## AIM:
How many lines in the listing below include the word "emoji"? Reply with the count alone.

## START RECORDS FOR THIS EXERCISE

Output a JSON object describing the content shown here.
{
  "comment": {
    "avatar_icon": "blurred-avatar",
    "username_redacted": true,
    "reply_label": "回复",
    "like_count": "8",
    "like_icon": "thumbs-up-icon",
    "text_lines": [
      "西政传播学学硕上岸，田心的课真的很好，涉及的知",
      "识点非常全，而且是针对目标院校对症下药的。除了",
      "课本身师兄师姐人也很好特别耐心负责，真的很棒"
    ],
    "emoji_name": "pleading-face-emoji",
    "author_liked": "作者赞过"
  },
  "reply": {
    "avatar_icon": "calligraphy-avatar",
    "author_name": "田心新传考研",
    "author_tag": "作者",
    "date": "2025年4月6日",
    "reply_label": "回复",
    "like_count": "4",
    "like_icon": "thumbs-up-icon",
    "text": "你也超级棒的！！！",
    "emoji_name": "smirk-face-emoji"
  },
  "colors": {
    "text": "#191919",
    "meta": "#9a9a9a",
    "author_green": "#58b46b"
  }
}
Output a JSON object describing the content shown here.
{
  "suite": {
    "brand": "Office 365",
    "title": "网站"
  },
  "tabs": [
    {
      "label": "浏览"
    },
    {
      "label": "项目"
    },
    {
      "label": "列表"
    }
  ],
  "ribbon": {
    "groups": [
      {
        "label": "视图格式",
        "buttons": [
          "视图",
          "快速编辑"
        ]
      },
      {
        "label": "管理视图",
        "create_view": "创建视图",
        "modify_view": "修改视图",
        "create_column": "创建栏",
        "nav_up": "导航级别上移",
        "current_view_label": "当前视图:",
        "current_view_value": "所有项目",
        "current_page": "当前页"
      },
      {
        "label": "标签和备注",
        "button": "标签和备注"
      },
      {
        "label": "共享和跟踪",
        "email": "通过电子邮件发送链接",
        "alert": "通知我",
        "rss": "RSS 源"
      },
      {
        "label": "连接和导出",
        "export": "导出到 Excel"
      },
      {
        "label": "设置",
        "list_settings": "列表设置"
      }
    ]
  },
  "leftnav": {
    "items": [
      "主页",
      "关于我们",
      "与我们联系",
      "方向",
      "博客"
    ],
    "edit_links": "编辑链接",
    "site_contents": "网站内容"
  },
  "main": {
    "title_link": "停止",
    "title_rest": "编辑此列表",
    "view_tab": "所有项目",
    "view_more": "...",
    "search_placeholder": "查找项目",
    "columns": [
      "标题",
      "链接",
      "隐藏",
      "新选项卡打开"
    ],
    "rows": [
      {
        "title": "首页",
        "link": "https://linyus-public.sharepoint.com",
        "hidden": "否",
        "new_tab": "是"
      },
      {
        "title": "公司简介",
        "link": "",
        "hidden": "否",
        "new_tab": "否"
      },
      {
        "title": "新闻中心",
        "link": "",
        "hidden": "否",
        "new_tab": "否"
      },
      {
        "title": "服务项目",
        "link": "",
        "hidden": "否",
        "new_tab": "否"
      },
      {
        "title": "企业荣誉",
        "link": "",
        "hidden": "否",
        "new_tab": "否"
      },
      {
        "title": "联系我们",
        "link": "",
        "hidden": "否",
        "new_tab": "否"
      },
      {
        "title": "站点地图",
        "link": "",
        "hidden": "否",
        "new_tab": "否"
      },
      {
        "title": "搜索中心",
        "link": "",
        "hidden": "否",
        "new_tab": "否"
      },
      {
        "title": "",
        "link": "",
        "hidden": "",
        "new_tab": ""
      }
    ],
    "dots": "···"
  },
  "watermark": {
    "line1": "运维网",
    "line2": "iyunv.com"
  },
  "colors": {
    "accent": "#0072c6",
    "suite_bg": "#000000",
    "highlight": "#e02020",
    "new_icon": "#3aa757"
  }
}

## END RECORDS FOR THIS EXERCISE

## ANSWER TO THIS PROBLEM:
2